### Stated goal
Where a line contains the word "icon", copy that line.

_ _ _ _ _

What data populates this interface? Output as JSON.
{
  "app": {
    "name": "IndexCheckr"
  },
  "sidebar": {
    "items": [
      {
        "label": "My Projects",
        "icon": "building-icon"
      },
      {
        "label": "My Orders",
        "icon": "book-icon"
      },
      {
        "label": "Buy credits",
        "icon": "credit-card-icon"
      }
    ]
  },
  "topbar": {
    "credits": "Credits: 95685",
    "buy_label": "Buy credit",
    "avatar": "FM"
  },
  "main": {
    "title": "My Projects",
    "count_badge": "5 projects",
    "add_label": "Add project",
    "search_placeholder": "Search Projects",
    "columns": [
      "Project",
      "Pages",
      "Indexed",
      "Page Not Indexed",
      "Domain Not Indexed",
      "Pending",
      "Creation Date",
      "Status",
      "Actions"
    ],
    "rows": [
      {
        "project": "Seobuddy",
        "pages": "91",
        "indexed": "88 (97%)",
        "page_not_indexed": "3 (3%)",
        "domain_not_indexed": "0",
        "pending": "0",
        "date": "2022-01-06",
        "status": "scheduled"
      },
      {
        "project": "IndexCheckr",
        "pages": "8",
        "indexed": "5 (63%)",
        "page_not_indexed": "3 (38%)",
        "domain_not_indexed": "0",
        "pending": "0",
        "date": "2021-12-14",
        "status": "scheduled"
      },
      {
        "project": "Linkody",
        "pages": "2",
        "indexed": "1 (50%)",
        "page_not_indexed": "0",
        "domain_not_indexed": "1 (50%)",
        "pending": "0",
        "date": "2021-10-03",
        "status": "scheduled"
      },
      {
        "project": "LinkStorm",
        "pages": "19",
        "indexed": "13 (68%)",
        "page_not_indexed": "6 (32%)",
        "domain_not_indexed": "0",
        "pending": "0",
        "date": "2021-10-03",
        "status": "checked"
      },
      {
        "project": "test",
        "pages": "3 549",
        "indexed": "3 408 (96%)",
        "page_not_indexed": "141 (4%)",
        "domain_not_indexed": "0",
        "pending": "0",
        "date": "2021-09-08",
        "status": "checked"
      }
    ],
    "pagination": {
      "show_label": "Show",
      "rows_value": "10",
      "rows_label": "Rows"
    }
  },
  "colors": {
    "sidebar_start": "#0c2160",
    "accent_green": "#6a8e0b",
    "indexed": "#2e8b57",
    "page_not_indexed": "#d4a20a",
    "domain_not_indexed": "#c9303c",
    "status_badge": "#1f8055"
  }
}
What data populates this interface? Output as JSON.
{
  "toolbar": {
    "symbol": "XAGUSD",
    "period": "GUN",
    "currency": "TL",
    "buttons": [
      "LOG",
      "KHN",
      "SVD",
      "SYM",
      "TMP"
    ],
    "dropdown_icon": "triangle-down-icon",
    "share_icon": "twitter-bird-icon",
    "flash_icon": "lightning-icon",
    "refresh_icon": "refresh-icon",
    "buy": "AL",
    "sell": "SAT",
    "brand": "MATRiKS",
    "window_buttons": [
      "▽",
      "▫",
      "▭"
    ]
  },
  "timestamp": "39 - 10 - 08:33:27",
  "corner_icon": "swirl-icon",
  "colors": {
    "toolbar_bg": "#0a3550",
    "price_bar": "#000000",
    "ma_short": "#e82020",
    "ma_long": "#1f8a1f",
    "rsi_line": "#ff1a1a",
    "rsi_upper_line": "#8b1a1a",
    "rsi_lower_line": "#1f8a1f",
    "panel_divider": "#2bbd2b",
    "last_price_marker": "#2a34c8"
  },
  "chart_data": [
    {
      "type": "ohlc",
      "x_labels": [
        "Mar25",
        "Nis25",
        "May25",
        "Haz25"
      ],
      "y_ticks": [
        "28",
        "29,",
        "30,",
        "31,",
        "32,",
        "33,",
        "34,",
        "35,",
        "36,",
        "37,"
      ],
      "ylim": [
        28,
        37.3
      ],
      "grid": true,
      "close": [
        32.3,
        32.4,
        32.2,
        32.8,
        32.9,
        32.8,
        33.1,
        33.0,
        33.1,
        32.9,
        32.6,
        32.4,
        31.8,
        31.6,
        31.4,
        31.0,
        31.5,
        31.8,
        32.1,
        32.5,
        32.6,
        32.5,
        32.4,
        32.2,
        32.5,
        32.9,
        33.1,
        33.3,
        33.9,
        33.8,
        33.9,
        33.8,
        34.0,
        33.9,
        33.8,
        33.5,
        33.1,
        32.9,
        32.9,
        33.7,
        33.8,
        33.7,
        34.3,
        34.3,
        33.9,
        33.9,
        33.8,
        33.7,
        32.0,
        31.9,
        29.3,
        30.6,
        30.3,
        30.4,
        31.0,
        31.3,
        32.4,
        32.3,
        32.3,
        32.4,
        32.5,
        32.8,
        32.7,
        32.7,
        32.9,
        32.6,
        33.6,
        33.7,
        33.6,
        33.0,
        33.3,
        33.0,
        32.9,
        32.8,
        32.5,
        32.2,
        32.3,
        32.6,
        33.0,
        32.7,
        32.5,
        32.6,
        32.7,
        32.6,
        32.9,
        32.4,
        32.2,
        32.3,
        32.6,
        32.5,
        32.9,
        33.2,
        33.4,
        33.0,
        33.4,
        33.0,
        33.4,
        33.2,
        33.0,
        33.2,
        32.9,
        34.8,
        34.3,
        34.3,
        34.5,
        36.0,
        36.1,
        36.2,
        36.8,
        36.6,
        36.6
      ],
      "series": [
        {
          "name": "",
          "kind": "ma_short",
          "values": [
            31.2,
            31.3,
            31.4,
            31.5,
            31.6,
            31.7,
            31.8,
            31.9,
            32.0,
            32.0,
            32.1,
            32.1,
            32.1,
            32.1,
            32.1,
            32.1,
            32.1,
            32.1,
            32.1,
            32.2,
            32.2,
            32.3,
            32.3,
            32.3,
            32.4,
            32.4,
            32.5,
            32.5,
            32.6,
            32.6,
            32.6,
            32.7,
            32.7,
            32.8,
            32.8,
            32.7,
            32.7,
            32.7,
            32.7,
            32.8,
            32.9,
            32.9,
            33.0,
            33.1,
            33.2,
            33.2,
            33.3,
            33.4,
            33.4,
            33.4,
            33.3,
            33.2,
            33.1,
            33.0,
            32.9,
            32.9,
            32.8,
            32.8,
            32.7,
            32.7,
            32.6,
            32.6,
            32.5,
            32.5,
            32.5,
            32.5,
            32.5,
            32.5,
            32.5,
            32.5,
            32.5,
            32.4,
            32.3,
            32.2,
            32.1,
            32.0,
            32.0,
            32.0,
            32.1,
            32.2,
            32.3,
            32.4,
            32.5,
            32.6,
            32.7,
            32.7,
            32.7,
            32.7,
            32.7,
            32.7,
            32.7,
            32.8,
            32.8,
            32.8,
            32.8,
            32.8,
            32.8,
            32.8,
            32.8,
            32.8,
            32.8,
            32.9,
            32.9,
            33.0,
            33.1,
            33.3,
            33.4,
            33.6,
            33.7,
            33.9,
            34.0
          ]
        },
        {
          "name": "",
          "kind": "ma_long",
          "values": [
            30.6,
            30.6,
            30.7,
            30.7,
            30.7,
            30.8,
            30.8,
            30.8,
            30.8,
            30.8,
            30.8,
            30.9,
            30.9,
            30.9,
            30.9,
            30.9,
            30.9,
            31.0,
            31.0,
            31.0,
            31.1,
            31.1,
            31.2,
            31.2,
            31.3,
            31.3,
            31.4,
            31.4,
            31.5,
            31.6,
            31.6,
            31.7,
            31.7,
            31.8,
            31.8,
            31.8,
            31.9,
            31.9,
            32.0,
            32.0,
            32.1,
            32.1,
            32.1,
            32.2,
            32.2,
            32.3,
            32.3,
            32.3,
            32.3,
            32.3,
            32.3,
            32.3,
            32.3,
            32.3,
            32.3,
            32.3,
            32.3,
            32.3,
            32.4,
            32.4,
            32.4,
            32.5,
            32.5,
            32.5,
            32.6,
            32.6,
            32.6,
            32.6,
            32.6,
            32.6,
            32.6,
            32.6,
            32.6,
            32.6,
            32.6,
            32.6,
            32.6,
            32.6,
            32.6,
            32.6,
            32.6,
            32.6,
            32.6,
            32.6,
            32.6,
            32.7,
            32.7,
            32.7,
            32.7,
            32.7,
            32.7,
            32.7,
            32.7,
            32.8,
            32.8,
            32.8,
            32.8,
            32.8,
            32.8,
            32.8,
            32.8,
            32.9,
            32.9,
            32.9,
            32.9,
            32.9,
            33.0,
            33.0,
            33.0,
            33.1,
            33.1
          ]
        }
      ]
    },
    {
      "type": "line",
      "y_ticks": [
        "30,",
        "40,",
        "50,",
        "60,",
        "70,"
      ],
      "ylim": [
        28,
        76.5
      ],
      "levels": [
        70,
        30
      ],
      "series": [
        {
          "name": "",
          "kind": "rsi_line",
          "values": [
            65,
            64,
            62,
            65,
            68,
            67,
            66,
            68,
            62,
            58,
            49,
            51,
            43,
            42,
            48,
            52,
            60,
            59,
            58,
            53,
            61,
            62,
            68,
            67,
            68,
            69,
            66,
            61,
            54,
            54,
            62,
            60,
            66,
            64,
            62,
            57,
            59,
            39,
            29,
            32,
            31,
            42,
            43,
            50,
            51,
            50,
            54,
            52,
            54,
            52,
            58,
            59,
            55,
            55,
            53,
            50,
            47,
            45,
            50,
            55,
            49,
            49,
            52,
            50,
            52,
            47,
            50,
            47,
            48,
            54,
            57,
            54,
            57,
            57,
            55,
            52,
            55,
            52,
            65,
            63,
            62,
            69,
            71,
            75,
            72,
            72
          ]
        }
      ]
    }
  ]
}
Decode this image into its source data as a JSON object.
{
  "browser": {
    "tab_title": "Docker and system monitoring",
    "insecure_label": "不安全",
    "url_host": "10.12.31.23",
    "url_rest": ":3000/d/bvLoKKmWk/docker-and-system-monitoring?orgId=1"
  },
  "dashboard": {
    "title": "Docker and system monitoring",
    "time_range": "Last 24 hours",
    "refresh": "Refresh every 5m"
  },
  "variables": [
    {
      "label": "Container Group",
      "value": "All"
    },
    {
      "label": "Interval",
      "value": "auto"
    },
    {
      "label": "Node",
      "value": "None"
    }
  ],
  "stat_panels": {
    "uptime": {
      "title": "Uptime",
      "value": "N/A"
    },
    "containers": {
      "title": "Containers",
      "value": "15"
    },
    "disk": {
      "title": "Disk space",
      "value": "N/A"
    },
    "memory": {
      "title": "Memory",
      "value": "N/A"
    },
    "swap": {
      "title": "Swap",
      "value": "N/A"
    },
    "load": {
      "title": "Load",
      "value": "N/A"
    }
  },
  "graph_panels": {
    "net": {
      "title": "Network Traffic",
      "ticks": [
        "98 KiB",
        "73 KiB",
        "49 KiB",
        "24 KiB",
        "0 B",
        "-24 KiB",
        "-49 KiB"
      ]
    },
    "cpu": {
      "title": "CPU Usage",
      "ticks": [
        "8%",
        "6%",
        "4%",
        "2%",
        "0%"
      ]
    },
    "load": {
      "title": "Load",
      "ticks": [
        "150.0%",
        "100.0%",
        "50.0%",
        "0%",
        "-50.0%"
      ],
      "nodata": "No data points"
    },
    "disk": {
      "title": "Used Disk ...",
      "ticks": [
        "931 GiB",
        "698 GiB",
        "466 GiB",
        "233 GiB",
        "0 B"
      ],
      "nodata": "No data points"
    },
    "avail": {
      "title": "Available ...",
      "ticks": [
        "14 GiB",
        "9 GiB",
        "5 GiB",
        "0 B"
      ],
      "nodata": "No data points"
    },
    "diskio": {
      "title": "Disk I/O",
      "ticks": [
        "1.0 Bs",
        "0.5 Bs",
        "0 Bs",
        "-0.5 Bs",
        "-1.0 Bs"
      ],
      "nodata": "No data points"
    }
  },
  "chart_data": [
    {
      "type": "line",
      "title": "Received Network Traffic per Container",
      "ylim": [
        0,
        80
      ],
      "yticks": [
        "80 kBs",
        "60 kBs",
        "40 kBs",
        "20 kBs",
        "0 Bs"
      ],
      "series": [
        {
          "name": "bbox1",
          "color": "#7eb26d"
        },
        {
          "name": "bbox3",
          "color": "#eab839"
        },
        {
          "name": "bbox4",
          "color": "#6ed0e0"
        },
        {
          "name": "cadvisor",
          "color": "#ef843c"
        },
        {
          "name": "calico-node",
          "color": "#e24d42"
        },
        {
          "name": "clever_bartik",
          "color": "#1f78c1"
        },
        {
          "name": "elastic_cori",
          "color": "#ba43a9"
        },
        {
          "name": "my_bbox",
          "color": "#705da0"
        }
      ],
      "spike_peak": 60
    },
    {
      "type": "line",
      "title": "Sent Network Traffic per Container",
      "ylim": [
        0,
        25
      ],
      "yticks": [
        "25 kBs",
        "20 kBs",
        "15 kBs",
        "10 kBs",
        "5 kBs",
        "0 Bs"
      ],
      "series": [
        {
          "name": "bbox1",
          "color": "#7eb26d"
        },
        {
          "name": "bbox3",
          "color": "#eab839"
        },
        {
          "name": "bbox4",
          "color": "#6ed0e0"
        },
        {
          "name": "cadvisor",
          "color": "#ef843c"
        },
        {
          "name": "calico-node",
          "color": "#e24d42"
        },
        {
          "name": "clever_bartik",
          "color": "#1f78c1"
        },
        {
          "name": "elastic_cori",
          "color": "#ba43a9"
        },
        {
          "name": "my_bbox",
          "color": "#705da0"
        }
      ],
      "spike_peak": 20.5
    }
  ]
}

_ _ _ _ _

### Output below
        "icon": "building-icon"
        "icon": "book-icon"
        "icon": "credit-card-icon"
    "dropdown_icon": "triangle-down-icon",
    "share_icon": "twitter-bird-icon",
    "flash_icon": "lightning-icon",
    "refresh_icon": "refresh-icon",
  "corner_icon": "swirl-icon",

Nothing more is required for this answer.